# Istruzioni esercizio:
Prosegui il brano su Luther Vandross, riportato più sotto prima delle righe, partendo da dopo la sua ultima frase.

# Brano di lettura:
* * *
Se da qualche parte in cielo c’è un santo protettore dei coristi e delle coriste quello non può essere che Luther Vandross (1951-2005). Vandross è stato uno dei più grandi cantanti soul della sua generazione, una voce capace di dare senso a ogni sillaba di ciò che cantava con calore, eleganza e con un virtuosismo strabiliante. Eppure ha rischiato di rimanere tutta la vita nelle retrovie, a fare il corista e l’arrangiatore vocale per altri artisti. Un documentario del 2013, 20 feet from stardom (“A cinque metri dalla celebrità”), ha raccontato bene il mondo di quelle cantanti e di quei cantanti che, nell’ombra, facevano i cori alle più grandi rockstar del mondo. Dietro a ognuno di quegli anonimi coristi (nessuna delle persone intervistate è mai diventata propriamente famosa) c’era un artista, una voce e soprattutto una complicata storia di ambizioni e di compromessi.
Luther Vandross, un ragazzo newyorchese timido, sovrappeso e fan di tutte le grandi dive del soul, ha cominciato proprio così. Grazie al suo talento naturale e una prodigiosa musicalità, ha cominciato facendo da corista per il duo Roberta Flack & Donny Hathaway nel 1972. Nel 1974 la sua vita cambia grazie a David Bowie che prende un pezzo scritto da lui, Funky music (is a part of me), e la trasforma in Fascination. L’intera fase Young americans di Bowie è stata in parte dovuta all’incontro con questo impacciato ragazzone che diventerà suo corista in quel tour, insieme ad Ava Cherry, che avrà una breve storia con Bowie ma che rimarrà fino alla fine amica di Vandross.
Per tutti gli anni settanta la voce di Luther Vandross era ovunque, sia negli album delle superstar del momento (dagli Chic a Donna Summer) sia nei jingle pubblicitari che si sentivano alla radio. La sua era una delle voci più famose d’America, ma quasi nessuno conosceva il suo nome. Luther sentiva che dentro di lui c’era un grande performer, ma per insicurezza quella grande stella non aveva il coraggio di venire fuori. David Bowie lo incoraggiava a intraprendere una carriera solista e Roberta Flack era arrivata a licenziarlo da un suo tour per costringerlo a fare un disco da solo. Lo ha sentito ricantare tutte le canzoni della scaletta del concerto da solo, durante il soundcheck, mentre credeva di essere non visto. Lo ha preso da una parte e gli ha detto: “Se ti devo licenziare per convincerti a cantare da solo lo farò”. E così ha fatto.
* * *
# Dati estratti:
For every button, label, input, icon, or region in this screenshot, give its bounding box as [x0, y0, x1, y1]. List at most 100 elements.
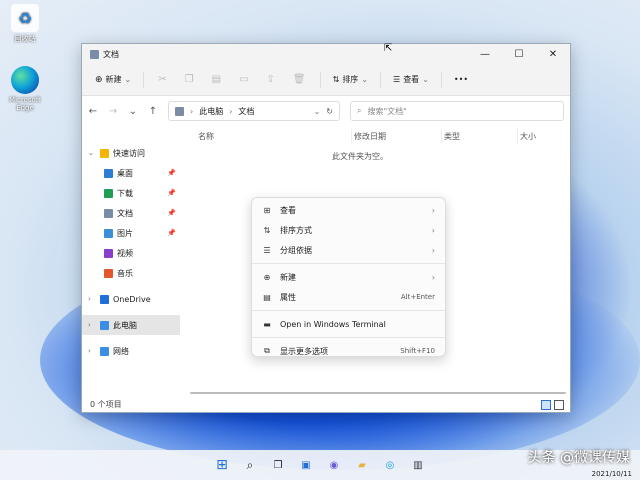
shortcut-hint: Alt+Enter: [400, 293, 435, 301]
desktop-icon: [104, 168, 113, 178]
minimize-button[interactable]: —: [468, 44, 502, 64]
column-size[interactable]: 大小: [518, 129, 564, 143]
sort-icon: ⇅: [263, 225, 271, 235]
chevron-down-icon[interactable]: ⌄: [128, 106, 138, 117]
up-arrow-icon[interactable]: ↑: [148, 106, 158, 117]
context-menu-item[interactable]: ▤ 属性 Alt+Enter: [252, 287, 445, 307]
rename-button[interactable]: ▭: [232, 70, 255, 89]
tiles-view-icon[interactable]: [554, 400, 564, 410]
shortcut-hint: Shift+F10: [400, 347, 435, 355]
address-bar[interactable]: › 此电脑 › 文档 ⌄ ↻: [168, 101, 340, 121]
chevron-icon[interactable]: ›: [88, 295, 96, 303]
chevron-right-icon: ›: [431, 225, 435, 235]
sidebar-item[interactable]: ⌄ 快速访问: [82, 143, 180, 163]
column-modified[interactable]: 修改日期: [352, 129, 442, 143]
sidebar-item[interactable]: 视频: [82, 243, 180, 263]
back-arrow-icon[interactable]: ←: [88, 106, 98, 117]
context-menu-item[interactable]: ☰ 分组依据 ›: [252, 240, 445, 260]
navigation-pane: ⌄ 快速访问 桌面 📌 下载 📌 文档 📌 图片 📌 视频 音乐 › OneDrive › 此电脑 › 网络: [82, 127, 180, 396]
delete-button[interactable]: 🗑: [286, 70, 313, 89]
context-menu-item[interactable]: ⊕ 新建 ›: [252, 267, 445, 287]
music-icon: [104, 268, 113, 278]
sidebar-item[interactable]: 文档 📌: [82, 203, 180, 223]
chevron-right-icon: ›: [431, 245, 435, 255]
download-icon: [104, 188, 113, 198]
paste-button[interactable]: ▤: [205, 70, 228, 89]
view-toggle: [541, 400, 564, 410]
rename-icon: ▭: [239, 74, 249, 85]
context-menu-item[interactable]: ⇅ 排序方式 ›: [252, 220, 445, 240]
sidebar-item[interactable]: 图片 📌: [82, 223, 180, 243]
terminal-icon: ▬: [263, 319, 271, 329]
copy-icon: ❐: [184, 74, 194, 85]
cut-button[interactable]: ✂: [151, 70, 173, 89]
divider: [380, 71, 382, 88]
more-button[interactable]: •••: [449, 71, 473, 88]
chevron-icon[interactable]: ⌄: [88, 149, 96, 157]
widgets-icon[interactable]: ▣: [297, 456, 315, 474]
forward-arrow-icon[interactable]: →: [108, 106, 118, 117]
sidebar-item[interactable]: › OneDrive: [82, 289, 180, 309]
sidebar-item-label: 图片: [117, 228, 133, 238]
breadcrumb-documents[interactable]: 文档: [238, 106, 254, 117]
desktop-icon-edge[interactable]: Microsoft Edge: [0, 66, 50, 112]
sidebar-item-label: 网络: [113, 346, 129, 356]
search-box[interactable]: ⌕ 搜索"文档": [350, 101, 564, 121]
search-icon[interactable]: ⌕: [241, 456, 259, 474]
view-button[interactable]: ☰ 查看 ⌄: [388, 70, 434, 89]
video-icon: [104, 248, 113, 258]
refresh-icon[interactable]: ↻: [326, 107, 333, 116]
chevron-icon[interactable]: ›: [88, 347, 96, 355]
column-name[interactable]: 名称: [198, 129, 352, 143]
context-menu-label: 新建: [280, 272, 296, 282]
context-menu-label: 属性: [280, 292, 296, 302]
search-icon: ⌕: [357, 106, 362, 115]
file-explorer-icon[interactable]: ▰: [353, 456, 371, 474]
chevron-down-icon: ⌄: [422, 75, 429, 84]
start-icon[interactable]: ⊞: [213, 456, 231, 474]
sort-icon: ⇅: [332, 75, 340, 84]
context-menu-item[interactable]: ⧉ 显示更多选项 Shift+F10: [252, 341, 445, 361]
sidebar-item-label: 下载: [117, 188, 133, 198]
sidebar-item[interactable]: 音乐: [82, 263, 180, 283]
desktop-icon-recycle-bin[interactable]: ♻ 回收站: [0, 4, 50, 44]
desktop-icon-label: 回收站: [14, 35, 36, 43]
sidebar-item[interactable]: › 网络: [82, 341, 180, 361]
maximize-button[interactable]: ☐: [502, 44, 536, 64]
sidebar-item[interactable]: › 此电脑: [82, 315, 180, 335]
details-view-icon[interactable]: [541, 400, 551, 410]
chat-icon[interactable]: ◉: [325, 456, 343, 474]
task-view-icon[interactable]: ❐: [269, 456, 287, 474]
item-count: 0 个项目: [90, 399, 122, 409]
chevron-down-icon[interactable]: ⌄: [314, 107, 321, 116]
pin-icon: 📌: [167, 229, 176, 237]
edge-icon[interactable]: ◎: [381, 456, 399, 474]
column-type[interactable]: 类型: [442, 129, 518, 143]
sort-button[interactable]: ⇅ 排序 ⌄: [328, 70, 373, 89]
properties-icon: ▤: [263, 292, 271, 302]
chevron-icon[interactable]: ›: [88, 321, 96, 329]
sidebar-item-label: 视频: [117, 248, 133, 258]
new-button[interactable]: ⊕ 新建 ⌄: [90, 70, 136, 89]
horizontal-scrollbar[interactable]: [190, 392, 566, 394]
sidebar-item-label: 桌面: [117, 168, 133, 178]
sidebar-item-label: 此电脑: [113, 320, 137, 330]
copy-button[interactable]: ❐: [178, 70, 201, 89]
pin-icon: 📌: [167, 209, 176, 217]
store-icon[interactable]: ▥: [409, 456, 427, 474]
title-bar[interactable]: 文档 — ☐ ✕: [82, 44, 570, 64]
sidebar-item[interactable]: 下载 📌: [82, 183, 180, 203]
context-menu-item[interactable]: ⊞ 查看 ›: [252, 200, 445, 220]
divider: [319, 71, 321, 88]
paste-icon: ▤: [211, 74, 222, 85]
sidebar-item[interactable]: 桌面 📌: [82, 163, 180, 183]
divider: [143, 71, 145, 88]
context-menu-label: 分组依据: [280, 245, 312, 255]
context-menu-item[interactable]: ▬ Open in Windows Terminal: [252, 314, 445, 334]
share-button[interactable]: ⇪: [260, 70, 282, 89]
breadcrumb-this-pc[interactable]: 此电脑: [199, 106, 223, 117]
mouse-cursor-icon: ⇱: [384, 43, 393, 54]
close-button[interactable]: ✕: [536, 44, 570, 64]
clock-date: 2021/10/11: [591, 470, 632, 478]
cloud-icon: [100, 294, 109, 304]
* * *
# Risposta scritta:
Il critico musicale Craig Seymour nella sua biografiaThe life and longing of Luther Vandross scava a fondo nella complicata personalità del cantante: il suo problema di fondo era un’omosessualità repressa che lo ha condannato a una vita di solitudine, di fantasie e di desiderio mai soddisfatto. La musica della sua formazione non era il gospel, con la sua carica spirituale e potenzialmente liberatrice, ma il pop lussuoso e tirato a lucido dei grandi gruppi vocali della Motown. Il Vandross musicista è nato sognando l’impossibile, e lui stesso ha ammesso che tutta la sua carriera è stata “una fantasia”. Diana Ross e le Supremes, Gladys Knight e soprattutto Dionne Warwick erano schermi su cui proiettare i suoi sogni di glamour, di bellezza e di successo. Lui viveva la sua esistenza di uomo e di artista attraverso le loro canzoni, collaborare con queste dive come arrangiatore e come corista significava vivere attraverso di loro quello che non poteva vivere in prima persona, esprimere quello che non poteva esprimere.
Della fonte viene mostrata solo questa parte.